A block of data
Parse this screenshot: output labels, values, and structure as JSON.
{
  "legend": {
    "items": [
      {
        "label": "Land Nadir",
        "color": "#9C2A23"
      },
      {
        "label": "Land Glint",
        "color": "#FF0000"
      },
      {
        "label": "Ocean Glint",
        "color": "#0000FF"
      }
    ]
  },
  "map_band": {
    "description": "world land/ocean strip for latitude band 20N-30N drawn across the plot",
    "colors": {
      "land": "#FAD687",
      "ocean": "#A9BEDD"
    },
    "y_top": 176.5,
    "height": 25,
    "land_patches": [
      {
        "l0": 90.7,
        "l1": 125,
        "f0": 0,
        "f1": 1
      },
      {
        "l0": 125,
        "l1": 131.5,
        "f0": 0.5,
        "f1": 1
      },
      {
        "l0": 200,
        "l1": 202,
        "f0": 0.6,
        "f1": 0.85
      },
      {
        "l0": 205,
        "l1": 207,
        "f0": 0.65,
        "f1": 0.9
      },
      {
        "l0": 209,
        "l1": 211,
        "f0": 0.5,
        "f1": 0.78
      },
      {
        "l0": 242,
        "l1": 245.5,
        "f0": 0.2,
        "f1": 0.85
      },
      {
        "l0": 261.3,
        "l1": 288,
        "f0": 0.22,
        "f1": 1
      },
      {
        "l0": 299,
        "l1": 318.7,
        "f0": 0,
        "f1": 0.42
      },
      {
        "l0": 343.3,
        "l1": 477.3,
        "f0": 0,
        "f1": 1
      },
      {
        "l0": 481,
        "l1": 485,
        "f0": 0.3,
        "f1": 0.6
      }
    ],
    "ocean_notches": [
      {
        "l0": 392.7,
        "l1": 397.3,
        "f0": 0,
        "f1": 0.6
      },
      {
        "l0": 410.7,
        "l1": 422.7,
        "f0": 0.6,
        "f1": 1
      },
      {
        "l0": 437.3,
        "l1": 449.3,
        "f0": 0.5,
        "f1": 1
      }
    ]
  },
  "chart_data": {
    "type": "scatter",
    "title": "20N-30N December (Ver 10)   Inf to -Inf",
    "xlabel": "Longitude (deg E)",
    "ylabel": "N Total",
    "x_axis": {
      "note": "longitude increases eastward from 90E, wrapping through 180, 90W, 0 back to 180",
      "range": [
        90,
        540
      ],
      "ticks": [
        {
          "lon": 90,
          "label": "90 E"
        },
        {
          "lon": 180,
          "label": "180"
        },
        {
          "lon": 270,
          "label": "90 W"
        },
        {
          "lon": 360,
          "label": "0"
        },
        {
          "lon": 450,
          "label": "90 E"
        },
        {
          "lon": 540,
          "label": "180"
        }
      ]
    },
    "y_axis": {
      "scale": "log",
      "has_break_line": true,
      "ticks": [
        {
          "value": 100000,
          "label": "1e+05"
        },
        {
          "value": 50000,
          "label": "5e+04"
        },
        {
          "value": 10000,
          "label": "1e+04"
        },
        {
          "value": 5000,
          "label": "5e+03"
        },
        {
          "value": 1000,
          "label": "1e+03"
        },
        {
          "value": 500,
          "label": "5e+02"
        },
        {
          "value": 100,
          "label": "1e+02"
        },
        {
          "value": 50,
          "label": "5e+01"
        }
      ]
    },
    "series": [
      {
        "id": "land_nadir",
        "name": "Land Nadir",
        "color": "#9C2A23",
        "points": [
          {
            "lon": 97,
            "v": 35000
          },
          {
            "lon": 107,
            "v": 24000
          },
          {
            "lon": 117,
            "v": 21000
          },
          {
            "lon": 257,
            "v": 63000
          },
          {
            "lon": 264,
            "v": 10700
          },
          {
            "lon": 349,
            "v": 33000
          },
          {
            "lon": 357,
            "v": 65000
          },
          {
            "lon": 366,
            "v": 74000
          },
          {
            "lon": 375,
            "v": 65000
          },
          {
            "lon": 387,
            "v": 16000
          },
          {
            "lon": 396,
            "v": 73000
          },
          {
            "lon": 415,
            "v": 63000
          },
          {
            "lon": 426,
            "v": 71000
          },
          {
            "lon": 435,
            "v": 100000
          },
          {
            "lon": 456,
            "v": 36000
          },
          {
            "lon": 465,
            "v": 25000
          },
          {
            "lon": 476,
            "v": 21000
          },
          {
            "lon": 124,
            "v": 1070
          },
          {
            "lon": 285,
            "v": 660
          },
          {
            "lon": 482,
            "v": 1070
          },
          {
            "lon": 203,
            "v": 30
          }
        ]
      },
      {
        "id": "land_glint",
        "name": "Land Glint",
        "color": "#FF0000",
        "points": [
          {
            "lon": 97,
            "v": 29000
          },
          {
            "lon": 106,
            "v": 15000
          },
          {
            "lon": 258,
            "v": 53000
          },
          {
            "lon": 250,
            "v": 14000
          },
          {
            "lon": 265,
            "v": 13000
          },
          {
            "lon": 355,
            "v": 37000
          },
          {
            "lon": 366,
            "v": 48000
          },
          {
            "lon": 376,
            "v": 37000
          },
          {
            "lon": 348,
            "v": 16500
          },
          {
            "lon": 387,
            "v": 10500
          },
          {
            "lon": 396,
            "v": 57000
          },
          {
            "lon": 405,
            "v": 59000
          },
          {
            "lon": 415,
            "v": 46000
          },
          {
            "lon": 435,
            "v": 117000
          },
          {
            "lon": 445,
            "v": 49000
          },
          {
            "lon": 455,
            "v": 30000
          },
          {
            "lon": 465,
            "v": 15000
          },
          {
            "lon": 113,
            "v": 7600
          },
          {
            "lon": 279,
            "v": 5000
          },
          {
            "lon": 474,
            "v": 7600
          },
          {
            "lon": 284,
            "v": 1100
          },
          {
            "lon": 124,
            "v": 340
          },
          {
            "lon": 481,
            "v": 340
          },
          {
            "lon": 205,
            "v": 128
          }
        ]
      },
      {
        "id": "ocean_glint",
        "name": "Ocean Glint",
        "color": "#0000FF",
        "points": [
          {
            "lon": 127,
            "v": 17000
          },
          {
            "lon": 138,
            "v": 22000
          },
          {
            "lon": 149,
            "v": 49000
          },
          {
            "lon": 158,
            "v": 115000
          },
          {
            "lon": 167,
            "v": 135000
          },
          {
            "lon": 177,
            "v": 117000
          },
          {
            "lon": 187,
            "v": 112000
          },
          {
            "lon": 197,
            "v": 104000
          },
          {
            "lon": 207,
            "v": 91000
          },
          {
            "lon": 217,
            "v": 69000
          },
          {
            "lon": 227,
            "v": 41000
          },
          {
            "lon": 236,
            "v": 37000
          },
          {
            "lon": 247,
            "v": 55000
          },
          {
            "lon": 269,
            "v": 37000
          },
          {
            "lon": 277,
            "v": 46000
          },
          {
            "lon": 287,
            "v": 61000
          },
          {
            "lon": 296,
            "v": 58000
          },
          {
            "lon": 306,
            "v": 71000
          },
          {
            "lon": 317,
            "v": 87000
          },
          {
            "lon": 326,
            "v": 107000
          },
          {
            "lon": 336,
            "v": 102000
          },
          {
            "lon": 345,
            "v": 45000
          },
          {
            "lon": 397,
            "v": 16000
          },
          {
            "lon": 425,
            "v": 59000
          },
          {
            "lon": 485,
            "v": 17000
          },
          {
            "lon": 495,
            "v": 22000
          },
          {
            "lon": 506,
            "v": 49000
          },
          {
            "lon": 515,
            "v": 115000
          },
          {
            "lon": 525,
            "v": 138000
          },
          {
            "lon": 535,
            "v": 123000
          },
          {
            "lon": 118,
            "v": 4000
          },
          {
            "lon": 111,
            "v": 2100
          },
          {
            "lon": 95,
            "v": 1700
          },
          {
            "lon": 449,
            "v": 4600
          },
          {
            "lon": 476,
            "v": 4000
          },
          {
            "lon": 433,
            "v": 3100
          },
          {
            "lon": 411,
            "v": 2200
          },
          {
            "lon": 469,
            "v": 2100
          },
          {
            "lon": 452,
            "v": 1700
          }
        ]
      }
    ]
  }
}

Given exercise
Find the word "name" and list each line it appears in.

Solved problem
        "name": "Land Nadir",
        "name": "Land Glint",
        "name": "Ocean Glint",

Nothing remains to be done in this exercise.